WHAT YOU HAVE TO DO:
Identify each line below that contains the word "Life", and copy it out.

— Begin DATA ENTRIES —

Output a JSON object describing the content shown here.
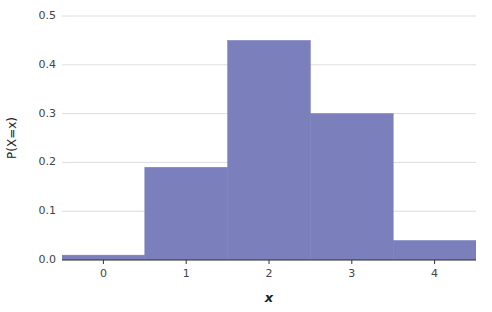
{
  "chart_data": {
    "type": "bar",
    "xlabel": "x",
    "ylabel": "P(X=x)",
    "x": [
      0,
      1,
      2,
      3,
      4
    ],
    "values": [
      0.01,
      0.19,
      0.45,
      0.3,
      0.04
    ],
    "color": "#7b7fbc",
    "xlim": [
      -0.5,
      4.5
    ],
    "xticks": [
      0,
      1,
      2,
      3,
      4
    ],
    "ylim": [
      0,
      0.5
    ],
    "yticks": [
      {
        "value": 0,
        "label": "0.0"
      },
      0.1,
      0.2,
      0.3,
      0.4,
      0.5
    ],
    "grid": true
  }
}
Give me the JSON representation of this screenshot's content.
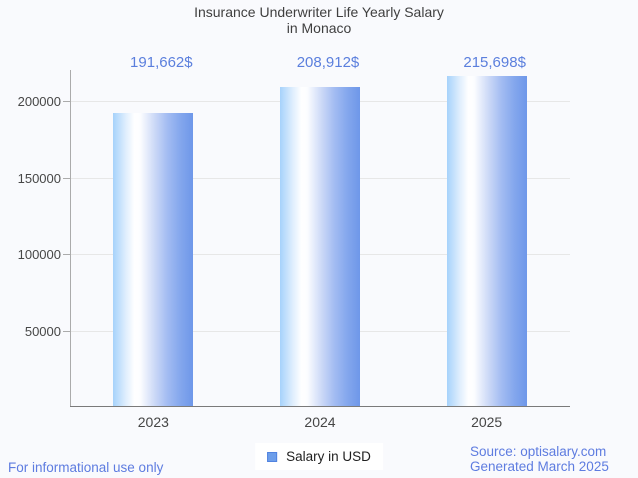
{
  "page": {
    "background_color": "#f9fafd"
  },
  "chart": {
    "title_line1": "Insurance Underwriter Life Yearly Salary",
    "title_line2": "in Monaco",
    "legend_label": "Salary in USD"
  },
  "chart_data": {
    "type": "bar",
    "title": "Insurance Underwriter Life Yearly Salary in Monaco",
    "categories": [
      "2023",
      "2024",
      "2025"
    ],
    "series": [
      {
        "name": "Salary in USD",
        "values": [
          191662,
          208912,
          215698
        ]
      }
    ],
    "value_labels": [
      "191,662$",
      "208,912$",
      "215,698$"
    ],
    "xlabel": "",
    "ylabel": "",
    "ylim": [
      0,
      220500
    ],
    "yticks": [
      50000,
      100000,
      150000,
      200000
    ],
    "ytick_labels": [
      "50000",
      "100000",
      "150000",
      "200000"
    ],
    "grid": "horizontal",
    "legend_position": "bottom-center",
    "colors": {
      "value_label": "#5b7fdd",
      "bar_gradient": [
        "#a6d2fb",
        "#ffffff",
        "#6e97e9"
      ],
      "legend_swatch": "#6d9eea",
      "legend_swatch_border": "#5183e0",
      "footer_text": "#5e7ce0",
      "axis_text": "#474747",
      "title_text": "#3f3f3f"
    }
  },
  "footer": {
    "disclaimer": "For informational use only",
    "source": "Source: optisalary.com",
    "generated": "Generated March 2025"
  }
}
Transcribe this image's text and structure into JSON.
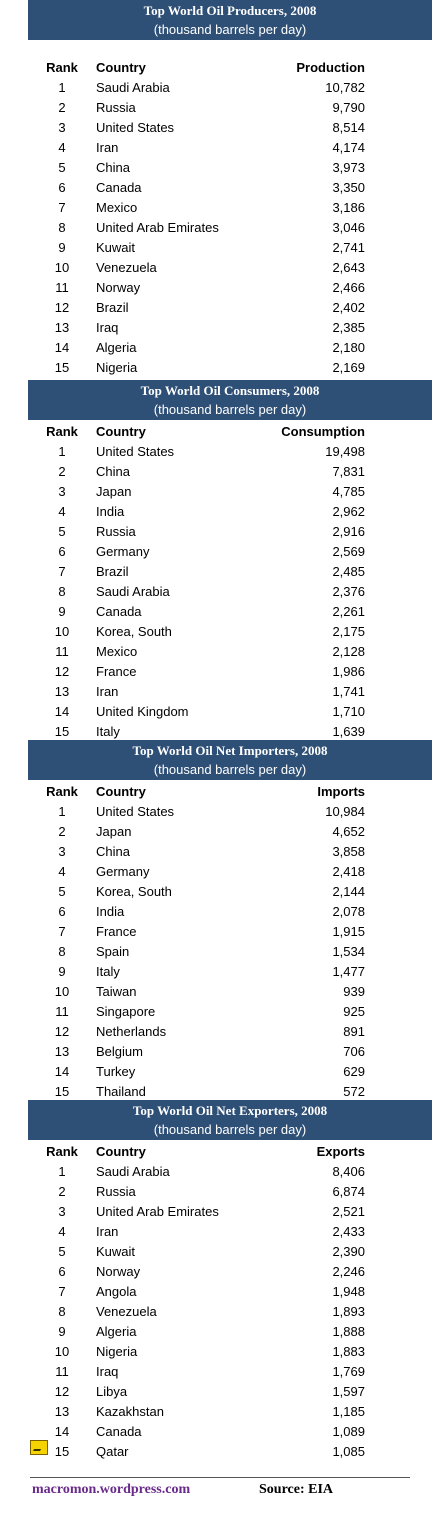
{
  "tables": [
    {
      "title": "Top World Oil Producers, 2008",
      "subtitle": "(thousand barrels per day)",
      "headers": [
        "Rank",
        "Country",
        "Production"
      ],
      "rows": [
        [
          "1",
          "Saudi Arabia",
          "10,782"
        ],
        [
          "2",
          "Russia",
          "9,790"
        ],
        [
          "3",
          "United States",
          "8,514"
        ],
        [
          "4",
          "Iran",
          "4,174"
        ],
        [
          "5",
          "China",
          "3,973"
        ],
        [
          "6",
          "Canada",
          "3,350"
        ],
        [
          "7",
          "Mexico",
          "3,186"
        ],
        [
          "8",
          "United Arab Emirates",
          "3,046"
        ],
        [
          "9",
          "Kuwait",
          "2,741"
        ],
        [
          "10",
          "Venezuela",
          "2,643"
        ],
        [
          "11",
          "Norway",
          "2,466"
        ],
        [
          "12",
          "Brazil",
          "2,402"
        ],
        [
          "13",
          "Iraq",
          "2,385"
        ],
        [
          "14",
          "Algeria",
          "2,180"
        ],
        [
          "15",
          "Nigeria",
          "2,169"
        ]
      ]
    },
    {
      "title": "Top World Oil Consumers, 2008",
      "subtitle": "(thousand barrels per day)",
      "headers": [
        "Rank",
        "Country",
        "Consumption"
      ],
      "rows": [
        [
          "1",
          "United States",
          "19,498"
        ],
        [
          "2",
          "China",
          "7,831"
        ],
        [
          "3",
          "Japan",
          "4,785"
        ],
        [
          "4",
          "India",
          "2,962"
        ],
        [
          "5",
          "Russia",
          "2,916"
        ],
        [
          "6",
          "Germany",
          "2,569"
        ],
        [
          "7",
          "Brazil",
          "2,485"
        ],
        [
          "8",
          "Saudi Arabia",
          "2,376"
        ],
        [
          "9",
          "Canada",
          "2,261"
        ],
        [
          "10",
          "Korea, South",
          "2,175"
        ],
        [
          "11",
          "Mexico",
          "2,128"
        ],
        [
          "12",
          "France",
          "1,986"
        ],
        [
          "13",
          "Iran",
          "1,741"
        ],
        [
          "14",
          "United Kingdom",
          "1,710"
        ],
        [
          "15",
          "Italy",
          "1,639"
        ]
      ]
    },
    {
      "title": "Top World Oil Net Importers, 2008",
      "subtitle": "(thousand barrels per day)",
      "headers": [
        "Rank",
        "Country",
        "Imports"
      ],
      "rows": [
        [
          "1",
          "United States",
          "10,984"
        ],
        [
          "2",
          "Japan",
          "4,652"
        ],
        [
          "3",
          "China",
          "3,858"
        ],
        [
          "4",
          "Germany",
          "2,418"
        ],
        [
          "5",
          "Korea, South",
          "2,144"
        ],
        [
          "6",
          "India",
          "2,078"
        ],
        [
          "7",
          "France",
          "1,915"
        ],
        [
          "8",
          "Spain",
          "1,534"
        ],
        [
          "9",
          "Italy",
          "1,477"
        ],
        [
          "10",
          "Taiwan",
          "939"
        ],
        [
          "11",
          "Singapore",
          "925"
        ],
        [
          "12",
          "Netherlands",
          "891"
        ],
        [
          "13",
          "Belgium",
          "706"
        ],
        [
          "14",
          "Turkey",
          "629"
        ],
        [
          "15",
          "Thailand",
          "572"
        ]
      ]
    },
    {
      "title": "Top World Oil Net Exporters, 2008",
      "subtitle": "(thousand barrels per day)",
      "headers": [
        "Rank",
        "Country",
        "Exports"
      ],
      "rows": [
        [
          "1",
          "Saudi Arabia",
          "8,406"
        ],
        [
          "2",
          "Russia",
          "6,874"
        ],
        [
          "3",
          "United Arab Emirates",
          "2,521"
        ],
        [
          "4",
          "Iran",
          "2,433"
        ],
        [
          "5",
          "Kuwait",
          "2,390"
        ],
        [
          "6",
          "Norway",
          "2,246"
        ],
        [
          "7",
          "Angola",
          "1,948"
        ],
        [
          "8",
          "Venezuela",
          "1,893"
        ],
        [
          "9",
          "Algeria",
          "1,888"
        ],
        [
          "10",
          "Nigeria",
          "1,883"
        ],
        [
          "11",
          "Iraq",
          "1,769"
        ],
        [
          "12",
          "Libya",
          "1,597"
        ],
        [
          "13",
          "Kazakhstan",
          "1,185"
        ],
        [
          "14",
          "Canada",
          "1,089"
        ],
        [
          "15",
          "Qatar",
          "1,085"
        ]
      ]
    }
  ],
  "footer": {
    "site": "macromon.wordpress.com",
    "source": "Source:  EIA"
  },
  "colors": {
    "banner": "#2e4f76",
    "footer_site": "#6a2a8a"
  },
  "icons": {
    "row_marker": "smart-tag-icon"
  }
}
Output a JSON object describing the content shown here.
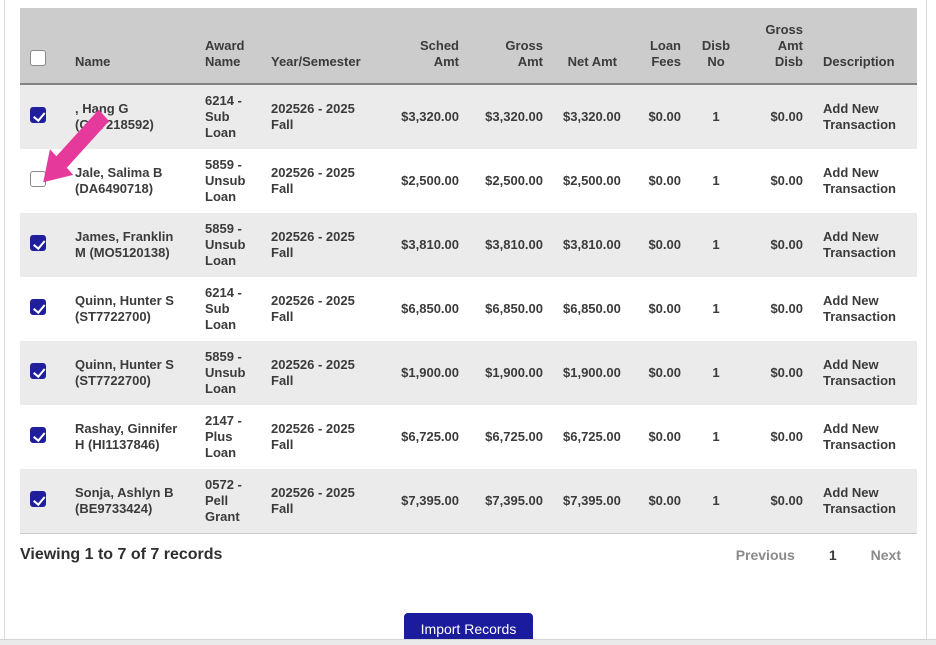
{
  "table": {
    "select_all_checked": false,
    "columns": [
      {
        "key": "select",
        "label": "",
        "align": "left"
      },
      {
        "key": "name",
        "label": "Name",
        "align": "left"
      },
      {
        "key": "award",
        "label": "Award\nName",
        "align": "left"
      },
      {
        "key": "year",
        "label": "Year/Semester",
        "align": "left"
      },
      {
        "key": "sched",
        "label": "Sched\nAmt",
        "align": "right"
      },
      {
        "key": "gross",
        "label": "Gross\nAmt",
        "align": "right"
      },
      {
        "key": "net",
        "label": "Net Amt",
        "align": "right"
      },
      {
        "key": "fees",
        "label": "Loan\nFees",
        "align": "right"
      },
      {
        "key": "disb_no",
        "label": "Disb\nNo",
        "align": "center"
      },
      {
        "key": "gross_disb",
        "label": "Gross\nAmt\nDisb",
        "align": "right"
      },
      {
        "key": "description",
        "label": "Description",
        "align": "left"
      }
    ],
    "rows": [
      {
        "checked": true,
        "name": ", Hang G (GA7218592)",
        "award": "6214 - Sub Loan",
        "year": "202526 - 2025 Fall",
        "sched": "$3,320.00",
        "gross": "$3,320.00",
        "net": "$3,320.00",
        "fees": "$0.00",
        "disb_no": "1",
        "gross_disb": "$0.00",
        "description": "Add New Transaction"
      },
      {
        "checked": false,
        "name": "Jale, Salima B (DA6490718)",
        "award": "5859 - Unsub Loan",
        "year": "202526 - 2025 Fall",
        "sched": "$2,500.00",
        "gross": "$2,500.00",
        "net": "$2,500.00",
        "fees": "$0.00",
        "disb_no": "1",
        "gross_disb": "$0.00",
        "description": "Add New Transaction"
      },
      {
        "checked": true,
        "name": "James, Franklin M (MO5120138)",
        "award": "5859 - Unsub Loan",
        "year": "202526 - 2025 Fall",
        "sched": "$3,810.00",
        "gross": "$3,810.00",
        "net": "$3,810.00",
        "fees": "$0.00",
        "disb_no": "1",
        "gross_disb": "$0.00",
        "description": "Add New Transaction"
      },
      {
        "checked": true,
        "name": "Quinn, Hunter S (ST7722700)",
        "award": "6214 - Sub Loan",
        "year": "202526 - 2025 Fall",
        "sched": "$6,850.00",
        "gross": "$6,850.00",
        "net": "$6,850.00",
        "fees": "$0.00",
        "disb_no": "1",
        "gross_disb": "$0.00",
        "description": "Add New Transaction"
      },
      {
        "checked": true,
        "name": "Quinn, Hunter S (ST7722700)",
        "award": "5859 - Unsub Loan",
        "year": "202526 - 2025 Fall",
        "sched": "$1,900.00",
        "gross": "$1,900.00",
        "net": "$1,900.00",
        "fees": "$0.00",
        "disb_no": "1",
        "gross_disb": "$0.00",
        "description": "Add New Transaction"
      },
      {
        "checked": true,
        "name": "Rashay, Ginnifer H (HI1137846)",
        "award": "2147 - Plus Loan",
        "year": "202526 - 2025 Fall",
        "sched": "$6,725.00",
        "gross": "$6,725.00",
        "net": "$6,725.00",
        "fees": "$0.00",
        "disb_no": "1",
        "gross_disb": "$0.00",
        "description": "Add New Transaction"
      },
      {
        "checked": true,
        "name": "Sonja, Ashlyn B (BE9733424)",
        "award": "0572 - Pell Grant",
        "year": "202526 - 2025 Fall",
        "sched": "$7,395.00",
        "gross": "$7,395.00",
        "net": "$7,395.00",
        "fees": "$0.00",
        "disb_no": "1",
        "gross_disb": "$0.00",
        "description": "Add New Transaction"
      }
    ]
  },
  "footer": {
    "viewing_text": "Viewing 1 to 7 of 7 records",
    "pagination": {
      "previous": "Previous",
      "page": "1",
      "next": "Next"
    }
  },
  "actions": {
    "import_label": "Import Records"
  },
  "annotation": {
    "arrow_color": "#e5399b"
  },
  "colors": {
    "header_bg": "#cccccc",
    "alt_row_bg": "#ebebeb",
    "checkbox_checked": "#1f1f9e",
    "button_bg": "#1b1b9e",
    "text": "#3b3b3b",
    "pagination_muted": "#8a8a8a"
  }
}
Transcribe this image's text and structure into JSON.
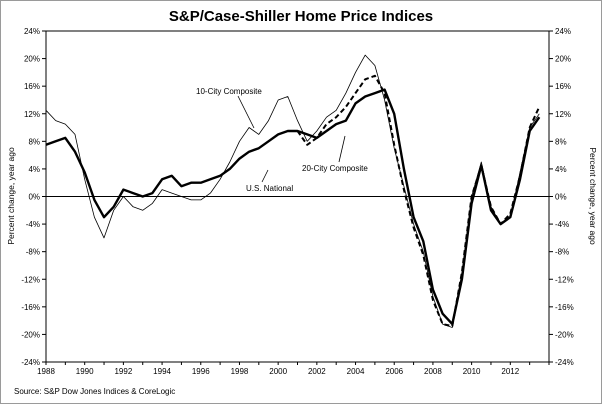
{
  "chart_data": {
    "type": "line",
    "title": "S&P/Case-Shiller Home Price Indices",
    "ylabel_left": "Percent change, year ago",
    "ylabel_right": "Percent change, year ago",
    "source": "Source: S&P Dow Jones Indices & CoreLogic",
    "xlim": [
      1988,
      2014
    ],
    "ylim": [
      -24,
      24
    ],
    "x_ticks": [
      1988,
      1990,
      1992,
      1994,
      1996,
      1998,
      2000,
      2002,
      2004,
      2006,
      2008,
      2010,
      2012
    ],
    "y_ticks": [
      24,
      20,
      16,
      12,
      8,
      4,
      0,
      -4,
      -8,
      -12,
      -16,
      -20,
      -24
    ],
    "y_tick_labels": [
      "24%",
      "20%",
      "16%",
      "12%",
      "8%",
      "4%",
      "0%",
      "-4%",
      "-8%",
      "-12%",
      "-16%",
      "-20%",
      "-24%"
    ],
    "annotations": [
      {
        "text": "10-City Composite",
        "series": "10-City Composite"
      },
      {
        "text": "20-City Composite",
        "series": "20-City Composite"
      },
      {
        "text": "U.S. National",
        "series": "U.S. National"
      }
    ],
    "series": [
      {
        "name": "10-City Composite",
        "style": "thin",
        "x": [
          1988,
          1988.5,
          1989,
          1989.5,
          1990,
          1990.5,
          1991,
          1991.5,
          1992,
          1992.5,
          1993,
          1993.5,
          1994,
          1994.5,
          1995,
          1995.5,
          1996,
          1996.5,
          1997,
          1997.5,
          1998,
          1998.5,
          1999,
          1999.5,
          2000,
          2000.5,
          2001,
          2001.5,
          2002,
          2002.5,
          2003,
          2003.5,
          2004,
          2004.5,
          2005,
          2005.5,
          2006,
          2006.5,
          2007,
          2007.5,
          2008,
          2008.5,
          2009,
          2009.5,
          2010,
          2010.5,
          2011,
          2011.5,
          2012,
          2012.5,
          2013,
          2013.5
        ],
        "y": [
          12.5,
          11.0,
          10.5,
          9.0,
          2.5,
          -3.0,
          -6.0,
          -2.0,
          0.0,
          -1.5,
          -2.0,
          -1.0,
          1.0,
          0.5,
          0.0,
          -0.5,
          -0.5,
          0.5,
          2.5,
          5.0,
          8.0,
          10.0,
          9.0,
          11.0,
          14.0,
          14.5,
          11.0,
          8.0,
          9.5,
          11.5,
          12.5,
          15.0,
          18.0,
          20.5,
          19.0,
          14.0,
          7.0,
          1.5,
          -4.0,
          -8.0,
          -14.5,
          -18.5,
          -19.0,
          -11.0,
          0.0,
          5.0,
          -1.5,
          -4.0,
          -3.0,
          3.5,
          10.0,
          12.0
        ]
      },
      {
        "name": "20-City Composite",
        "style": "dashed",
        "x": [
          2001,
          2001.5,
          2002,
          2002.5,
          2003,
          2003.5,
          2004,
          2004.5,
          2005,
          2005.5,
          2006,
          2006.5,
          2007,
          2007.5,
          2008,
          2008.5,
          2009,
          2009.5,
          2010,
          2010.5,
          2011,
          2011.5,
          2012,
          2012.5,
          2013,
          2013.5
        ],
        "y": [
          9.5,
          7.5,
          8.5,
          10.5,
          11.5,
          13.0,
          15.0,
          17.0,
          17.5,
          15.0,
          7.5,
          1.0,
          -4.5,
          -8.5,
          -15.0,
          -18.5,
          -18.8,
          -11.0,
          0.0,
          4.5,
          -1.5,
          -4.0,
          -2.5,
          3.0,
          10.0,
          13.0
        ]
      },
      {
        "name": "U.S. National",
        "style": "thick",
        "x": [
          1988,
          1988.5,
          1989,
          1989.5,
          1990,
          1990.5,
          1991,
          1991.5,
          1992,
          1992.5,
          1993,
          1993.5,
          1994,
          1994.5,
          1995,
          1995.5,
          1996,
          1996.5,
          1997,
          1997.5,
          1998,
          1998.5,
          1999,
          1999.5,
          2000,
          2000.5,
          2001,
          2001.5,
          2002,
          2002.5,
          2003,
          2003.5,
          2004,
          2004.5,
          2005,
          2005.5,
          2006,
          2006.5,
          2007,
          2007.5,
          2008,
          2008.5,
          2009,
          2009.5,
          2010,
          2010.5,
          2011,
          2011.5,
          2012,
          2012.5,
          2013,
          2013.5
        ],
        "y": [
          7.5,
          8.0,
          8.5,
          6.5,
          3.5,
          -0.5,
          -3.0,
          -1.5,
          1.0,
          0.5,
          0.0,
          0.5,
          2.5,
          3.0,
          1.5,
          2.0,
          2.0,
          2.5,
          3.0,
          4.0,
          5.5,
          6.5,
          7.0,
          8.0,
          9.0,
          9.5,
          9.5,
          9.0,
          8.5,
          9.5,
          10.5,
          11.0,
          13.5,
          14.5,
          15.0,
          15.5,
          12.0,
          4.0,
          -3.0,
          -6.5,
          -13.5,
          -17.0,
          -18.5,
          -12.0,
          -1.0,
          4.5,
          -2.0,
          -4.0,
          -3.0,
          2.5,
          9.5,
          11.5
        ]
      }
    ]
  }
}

— End DATA ENTRIES —

COMPLETE RESPONSE:
    "title_line1": "Insurance Underwriter Life Yearly Salary",
    "title": "Insurance Underwriter Life Yearly Salary in Monaco",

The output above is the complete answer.